Figure record extracts
[start]

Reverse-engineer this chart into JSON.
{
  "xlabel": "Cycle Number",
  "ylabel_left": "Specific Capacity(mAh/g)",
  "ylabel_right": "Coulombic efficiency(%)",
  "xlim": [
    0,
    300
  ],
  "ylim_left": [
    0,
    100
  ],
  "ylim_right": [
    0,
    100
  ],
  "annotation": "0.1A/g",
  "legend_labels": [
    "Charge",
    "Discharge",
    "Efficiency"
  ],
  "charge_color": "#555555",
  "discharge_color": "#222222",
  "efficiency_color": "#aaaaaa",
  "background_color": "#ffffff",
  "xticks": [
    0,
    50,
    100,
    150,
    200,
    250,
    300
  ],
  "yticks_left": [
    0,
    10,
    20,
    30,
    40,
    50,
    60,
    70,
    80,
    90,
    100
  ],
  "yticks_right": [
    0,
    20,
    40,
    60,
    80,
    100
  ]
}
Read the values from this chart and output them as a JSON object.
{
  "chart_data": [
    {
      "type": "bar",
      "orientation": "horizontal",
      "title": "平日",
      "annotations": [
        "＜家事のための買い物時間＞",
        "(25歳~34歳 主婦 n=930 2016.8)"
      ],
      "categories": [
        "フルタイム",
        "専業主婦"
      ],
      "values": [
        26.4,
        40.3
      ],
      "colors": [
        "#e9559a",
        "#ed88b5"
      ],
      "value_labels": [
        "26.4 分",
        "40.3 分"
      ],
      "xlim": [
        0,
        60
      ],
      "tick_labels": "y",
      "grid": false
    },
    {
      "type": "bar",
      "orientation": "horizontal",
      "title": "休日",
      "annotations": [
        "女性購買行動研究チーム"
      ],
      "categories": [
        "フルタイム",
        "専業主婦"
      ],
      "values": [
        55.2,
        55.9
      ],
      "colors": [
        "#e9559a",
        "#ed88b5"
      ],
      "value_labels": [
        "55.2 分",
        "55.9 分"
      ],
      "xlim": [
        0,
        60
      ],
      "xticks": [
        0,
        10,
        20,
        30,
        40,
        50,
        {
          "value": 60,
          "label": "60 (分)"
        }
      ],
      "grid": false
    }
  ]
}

[end]

**TASK DIRECTIONS:**
Return from the data every line that holds "JSON".

**SOLUTION FOR THIS PROBLEM:**
Reverse-engineer this chart into JSON.
Read the values from this chart and output them as a JSON object.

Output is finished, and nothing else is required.